• **TASK INPUT**:

****************

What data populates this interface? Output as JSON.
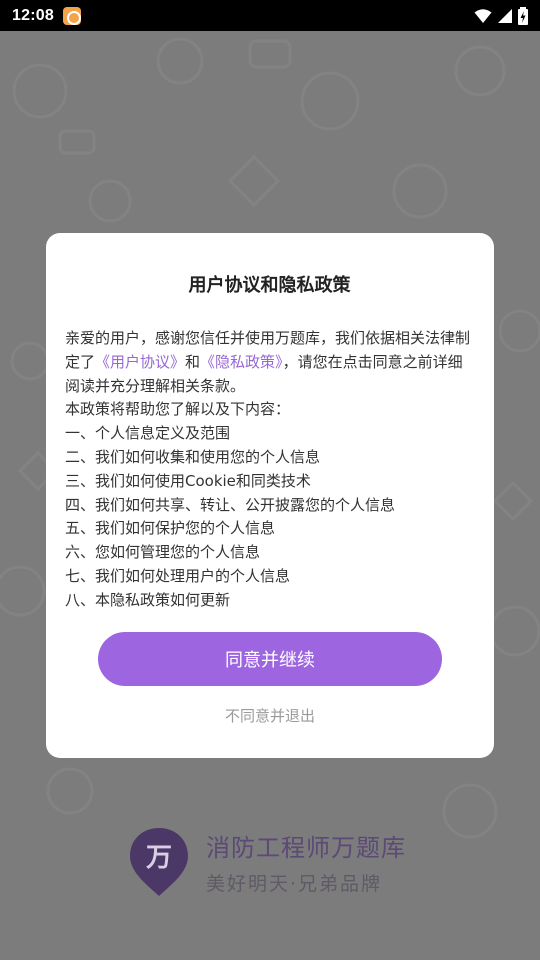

****************

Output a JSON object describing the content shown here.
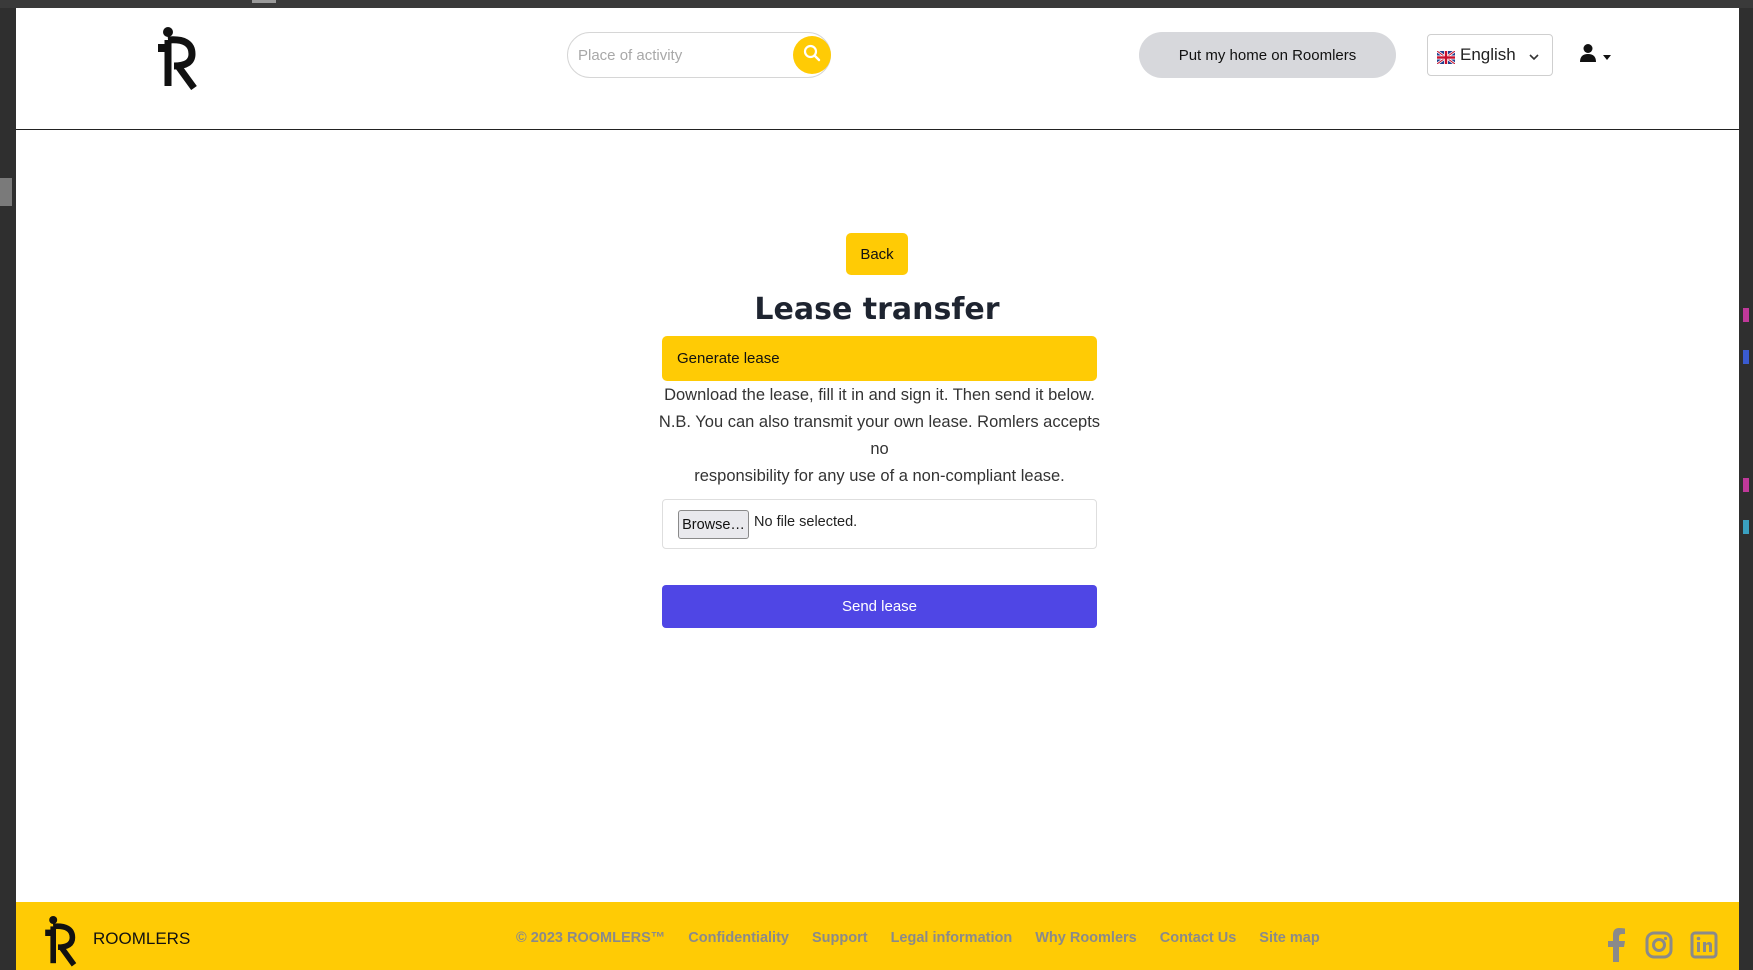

****************

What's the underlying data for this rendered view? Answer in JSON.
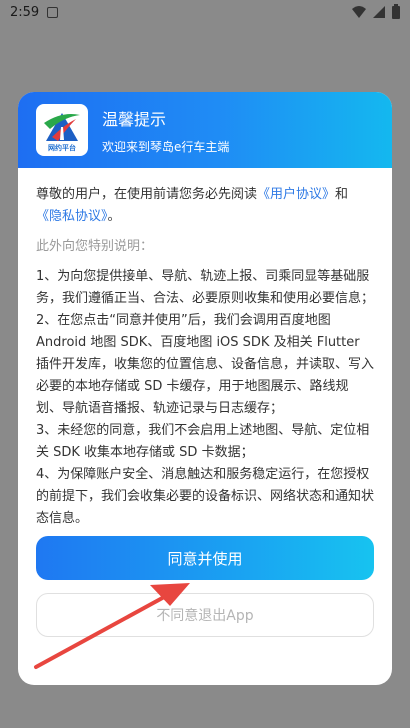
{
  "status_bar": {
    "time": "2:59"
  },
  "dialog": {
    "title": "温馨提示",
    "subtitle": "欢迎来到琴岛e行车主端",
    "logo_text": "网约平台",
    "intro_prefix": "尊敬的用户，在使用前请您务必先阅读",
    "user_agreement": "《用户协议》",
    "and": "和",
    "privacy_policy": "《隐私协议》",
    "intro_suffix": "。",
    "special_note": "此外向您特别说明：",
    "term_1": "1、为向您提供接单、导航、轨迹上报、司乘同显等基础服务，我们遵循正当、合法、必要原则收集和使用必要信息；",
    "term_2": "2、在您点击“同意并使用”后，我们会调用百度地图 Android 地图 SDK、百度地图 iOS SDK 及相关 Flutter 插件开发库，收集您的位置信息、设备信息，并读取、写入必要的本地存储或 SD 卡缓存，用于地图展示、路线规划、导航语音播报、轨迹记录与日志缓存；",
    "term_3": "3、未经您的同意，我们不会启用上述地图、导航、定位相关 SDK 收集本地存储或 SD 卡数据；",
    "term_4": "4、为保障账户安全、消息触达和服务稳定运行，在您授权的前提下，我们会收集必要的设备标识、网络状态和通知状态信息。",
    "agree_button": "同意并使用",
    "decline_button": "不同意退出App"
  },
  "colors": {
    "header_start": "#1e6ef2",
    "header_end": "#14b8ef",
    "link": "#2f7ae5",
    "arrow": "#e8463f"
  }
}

****************

• **WHAT TO PRODUCE**: For each line of the listing that holds the word "Output", show that line.

• **RESPONSE**:
What data populates this interface? Output as JSON.
Output a JSON object describing the content shown here.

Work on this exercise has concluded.